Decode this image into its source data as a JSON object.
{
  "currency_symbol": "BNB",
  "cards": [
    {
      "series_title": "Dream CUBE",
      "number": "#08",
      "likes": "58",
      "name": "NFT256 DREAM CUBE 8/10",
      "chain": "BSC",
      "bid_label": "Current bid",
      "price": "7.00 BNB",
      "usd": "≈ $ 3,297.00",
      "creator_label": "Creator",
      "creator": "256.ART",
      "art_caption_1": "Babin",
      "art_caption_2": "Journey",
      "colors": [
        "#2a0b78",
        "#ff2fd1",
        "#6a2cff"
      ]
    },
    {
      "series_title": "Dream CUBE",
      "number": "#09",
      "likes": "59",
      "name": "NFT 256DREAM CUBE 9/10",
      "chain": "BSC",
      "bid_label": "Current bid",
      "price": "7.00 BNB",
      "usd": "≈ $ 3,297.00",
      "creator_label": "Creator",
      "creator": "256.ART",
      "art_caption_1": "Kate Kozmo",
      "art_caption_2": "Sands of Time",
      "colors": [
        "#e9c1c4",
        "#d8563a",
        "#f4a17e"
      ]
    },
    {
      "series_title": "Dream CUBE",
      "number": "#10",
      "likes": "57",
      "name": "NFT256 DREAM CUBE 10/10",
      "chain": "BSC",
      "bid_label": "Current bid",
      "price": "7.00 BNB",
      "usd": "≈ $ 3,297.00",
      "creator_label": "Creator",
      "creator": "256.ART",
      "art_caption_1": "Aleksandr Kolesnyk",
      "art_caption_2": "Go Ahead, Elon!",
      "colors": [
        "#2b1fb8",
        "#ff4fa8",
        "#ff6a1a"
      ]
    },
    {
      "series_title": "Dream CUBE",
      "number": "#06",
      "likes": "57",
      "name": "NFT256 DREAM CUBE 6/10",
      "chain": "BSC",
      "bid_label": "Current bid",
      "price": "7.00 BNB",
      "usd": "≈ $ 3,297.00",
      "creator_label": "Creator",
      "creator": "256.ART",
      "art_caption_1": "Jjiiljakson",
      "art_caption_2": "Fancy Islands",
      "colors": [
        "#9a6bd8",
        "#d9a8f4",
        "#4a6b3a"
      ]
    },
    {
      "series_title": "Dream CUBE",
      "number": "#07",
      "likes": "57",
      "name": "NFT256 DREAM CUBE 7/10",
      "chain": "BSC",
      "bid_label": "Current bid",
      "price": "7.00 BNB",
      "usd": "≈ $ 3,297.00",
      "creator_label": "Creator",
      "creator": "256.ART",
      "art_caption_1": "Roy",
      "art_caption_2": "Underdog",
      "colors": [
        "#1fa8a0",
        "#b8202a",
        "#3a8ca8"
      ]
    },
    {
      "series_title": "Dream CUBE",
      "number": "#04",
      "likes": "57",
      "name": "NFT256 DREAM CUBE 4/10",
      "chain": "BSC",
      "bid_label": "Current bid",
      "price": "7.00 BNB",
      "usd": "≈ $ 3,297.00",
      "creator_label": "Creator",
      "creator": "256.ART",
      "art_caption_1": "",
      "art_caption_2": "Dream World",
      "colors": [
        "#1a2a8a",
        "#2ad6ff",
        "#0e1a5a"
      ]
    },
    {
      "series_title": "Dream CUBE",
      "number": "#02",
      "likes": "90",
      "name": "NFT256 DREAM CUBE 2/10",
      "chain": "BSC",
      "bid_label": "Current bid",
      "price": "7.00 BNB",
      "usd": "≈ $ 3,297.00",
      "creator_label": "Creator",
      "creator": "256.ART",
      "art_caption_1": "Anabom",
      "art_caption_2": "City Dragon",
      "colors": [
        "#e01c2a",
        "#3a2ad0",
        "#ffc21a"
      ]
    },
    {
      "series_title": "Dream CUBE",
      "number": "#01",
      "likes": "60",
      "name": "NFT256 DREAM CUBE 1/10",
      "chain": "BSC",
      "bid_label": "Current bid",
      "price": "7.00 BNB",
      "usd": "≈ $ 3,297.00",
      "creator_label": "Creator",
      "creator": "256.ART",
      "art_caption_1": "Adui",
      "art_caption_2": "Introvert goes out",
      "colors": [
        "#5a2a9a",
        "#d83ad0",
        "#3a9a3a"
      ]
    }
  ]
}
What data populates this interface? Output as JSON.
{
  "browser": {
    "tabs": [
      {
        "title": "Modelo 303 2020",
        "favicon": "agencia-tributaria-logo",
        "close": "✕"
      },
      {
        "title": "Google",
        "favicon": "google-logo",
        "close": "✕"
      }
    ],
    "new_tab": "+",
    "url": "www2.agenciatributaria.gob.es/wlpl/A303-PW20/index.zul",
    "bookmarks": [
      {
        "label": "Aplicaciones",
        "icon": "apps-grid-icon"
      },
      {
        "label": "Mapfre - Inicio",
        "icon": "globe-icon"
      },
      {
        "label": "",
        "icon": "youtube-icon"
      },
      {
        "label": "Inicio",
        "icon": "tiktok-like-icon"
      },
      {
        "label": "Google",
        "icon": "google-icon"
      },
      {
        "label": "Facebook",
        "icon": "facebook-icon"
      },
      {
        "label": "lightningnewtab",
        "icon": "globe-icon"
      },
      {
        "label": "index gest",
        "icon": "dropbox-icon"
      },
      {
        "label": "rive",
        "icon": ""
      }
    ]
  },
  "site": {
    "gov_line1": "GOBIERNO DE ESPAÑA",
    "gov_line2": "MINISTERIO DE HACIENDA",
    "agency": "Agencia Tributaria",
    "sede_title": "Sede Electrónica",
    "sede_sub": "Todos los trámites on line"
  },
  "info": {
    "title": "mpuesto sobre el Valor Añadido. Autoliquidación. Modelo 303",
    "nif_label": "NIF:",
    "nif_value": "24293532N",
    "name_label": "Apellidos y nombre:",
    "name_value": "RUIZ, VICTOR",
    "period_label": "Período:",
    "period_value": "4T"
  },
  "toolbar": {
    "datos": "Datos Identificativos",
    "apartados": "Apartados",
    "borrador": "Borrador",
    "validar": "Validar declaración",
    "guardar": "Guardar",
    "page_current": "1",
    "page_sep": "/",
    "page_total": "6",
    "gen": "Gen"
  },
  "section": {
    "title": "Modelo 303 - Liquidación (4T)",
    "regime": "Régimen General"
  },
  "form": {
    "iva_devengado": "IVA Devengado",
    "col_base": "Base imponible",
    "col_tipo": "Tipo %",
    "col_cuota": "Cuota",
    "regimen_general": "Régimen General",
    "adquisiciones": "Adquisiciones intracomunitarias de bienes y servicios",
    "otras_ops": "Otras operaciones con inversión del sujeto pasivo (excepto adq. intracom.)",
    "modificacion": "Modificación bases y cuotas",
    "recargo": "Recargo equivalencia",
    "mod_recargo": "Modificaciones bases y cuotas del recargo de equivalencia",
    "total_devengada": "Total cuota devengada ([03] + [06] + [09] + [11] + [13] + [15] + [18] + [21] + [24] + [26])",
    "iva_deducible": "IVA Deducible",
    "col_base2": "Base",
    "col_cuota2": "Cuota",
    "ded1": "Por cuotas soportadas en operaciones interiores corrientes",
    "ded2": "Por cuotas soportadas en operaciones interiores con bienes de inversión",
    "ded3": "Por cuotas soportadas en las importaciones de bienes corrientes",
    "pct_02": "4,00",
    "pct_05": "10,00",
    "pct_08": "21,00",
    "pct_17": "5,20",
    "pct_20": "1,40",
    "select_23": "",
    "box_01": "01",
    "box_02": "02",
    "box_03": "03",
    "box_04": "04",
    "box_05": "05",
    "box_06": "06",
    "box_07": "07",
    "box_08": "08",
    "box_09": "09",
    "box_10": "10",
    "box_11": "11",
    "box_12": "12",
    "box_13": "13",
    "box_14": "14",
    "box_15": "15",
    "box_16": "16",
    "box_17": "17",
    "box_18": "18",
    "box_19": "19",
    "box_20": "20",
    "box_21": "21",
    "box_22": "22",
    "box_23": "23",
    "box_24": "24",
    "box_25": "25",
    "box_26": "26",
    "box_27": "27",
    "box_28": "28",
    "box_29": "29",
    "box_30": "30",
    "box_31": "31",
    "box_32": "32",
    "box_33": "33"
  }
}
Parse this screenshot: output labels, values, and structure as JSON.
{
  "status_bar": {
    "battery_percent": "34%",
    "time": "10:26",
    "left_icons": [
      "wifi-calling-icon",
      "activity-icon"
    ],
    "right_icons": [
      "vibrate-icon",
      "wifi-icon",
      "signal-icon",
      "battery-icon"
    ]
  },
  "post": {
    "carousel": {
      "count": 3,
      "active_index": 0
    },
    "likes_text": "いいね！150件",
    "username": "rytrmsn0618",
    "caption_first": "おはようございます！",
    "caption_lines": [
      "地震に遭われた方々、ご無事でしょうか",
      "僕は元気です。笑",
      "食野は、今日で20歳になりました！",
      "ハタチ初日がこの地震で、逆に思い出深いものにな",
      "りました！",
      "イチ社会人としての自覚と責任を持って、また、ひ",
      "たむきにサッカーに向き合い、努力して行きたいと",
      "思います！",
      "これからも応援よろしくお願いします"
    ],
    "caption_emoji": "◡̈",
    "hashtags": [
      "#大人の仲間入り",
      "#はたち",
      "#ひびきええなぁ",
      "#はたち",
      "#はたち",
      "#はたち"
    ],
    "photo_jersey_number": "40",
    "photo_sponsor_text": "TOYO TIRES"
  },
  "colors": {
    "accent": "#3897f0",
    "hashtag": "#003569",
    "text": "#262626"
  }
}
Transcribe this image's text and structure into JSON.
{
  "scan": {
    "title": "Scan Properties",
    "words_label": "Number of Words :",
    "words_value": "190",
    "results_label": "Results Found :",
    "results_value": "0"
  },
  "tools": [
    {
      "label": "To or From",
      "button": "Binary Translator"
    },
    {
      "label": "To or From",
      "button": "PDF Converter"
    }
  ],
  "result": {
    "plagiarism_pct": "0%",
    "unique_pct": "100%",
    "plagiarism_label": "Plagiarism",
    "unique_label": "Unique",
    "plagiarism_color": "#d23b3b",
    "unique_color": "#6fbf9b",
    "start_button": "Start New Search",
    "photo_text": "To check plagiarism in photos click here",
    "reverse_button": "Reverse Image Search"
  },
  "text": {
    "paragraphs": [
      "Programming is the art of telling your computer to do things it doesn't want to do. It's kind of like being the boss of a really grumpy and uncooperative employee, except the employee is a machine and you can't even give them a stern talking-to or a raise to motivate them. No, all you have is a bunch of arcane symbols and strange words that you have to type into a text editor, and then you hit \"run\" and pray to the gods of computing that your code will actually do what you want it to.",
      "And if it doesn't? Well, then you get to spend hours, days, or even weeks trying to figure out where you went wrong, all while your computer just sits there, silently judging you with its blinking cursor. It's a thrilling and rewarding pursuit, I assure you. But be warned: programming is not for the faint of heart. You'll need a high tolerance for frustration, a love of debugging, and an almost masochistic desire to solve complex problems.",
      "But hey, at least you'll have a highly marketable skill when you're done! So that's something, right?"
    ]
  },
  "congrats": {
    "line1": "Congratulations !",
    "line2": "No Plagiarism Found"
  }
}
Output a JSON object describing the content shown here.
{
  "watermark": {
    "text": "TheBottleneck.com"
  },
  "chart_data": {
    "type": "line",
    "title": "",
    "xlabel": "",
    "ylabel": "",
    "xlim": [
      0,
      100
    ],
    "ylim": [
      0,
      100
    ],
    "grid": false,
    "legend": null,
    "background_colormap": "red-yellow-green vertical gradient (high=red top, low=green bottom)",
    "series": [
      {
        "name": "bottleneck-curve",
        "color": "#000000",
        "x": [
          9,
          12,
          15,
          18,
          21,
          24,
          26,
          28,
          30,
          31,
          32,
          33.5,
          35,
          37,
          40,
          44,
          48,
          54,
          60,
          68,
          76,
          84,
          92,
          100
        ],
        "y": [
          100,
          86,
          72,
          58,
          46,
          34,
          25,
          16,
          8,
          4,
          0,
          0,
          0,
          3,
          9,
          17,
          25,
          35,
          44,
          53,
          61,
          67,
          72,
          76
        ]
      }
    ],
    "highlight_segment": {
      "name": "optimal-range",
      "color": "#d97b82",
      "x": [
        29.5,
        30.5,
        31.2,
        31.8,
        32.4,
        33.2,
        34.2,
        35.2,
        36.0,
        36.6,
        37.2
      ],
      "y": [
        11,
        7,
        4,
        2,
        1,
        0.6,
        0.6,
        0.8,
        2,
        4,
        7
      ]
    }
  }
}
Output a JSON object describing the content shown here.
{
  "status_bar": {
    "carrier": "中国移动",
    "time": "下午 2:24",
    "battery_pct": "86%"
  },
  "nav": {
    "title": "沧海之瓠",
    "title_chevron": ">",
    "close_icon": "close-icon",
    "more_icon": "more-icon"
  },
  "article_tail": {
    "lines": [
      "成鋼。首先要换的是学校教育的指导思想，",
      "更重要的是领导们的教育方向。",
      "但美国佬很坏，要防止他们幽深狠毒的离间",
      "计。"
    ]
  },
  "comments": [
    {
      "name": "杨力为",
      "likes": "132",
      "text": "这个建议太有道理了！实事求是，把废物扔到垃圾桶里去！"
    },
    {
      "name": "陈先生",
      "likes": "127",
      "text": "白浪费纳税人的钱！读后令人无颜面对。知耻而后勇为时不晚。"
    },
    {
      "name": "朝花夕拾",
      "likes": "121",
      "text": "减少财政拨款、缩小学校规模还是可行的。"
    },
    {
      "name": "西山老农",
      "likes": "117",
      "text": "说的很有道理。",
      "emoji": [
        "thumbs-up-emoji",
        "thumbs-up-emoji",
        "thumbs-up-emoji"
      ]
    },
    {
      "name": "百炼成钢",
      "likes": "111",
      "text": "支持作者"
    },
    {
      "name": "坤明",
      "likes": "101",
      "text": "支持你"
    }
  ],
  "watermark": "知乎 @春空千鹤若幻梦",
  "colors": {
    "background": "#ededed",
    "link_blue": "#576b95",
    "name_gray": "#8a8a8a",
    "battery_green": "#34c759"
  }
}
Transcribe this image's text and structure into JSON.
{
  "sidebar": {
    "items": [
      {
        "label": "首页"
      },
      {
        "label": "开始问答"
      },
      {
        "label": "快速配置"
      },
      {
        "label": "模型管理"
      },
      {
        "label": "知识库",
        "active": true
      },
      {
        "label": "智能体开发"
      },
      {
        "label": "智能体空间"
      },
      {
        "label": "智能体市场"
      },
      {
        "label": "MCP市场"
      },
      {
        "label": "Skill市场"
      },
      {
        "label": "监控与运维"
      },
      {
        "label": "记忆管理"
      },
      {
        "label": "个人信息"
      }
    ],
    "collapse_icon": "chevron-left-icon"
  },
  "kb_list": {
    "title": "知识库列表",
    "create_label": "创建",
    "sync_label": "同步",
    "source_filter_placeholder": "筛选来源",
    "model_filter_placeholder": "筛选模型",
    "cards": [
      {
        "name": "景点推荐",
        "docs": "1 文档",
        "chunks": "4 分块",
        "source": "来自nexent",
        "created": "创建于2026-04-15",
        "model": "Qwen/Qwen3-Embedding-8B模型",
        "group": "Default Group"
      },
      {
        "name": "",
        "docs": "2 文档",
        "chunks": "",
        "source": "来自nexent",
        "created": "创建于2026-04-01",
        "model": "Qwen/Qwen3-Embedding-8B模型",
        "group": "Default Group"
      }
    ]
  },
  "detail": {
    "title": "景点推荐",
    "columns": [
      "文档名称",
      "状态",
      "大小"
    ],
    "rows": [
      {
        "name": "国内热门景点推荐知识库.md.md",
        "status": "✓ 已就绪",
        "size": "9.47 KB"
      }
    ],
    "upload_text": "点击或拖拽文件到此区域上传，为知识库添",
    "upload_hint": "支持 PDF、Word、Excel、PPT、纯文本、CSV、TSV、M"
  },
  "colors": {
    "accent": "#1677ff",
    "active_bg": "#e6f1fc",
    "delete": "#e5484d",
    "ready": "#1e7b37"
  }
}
:::::
What needs to be done: Find each line with the string "corrientes" and copy it out.

Solved exercise:
    "ded1": "Por cuotas soportadas en operaciones interiores corrientes",
    "ded3": "Por cuotas soportadas en las importaciones de bienes corrientes",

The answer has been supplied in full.